- **Short problem**
Only the number is wanted: how many lines hold the word "document"?

- **Given records**
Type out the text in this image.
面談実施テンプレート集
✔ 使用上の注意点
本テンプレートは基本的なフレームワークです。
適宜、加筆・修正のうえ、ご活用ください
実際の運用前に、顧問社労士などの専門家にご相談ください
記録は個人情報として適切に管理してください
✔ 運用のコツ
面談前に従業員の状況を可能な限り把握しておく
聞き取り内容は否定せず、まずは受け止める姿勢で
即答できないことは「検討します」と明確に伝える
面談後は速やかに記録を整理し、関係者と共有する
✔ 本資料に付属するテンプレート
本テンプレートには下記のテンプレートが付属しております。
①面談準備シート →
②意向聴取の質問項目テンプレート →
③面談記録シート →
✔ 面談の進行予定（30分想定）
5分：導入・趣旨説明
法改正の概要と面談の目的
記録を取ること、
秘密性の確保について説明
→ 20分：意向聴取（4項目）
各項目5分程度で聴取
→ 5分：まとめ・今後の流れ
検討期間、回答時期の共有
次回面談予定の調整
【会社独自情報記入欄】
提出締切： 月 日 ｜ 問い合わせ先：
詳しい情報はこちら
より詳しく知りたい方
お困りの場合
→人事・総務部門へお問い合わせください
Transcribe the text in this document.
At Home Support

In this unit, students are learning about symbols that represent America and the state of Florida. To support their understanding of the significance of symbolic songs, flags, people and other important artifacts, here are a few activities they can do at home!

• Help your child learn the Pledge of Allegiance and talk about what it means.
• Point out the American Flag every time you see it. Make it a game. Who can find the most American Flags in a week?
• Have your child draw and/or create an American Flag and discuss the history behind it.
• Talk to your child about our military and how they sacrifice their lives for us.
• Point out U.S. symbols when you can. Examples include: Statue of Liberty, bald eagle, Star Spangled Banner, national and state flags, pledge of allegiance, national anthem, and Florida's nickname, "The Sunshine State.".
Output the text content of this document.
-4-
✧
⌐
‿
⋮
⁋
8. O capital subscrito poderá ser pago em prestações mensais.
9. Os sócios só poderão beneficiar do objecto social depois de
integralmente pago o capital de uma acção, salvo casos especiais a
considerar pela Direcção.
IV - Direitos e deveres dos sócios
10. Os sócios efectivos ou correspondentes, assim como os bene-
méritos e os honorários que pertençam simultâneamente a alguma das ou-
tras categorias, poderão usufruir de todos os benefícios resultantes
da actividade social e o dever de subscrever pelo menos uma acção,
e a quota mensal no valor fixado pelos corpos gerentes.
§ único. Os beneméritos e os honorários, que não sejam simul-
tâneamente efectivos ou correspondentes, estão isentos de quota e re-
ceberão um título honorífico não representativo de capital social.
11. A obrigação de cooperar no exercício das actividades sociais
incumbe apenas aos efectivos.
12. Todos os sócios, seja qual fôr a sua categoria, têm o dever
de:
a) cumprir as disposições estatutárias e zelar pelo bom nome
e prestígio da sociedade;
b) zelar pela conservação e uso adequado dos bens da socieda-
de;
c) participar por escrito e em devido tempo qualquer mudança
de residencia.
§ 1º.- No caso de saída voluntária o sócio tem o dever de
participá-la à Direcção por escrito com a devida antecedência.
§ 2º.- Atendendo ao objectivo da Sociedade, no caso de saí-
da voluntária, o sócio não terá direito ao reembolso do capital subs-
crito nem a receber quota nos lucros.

- **The completed task**
2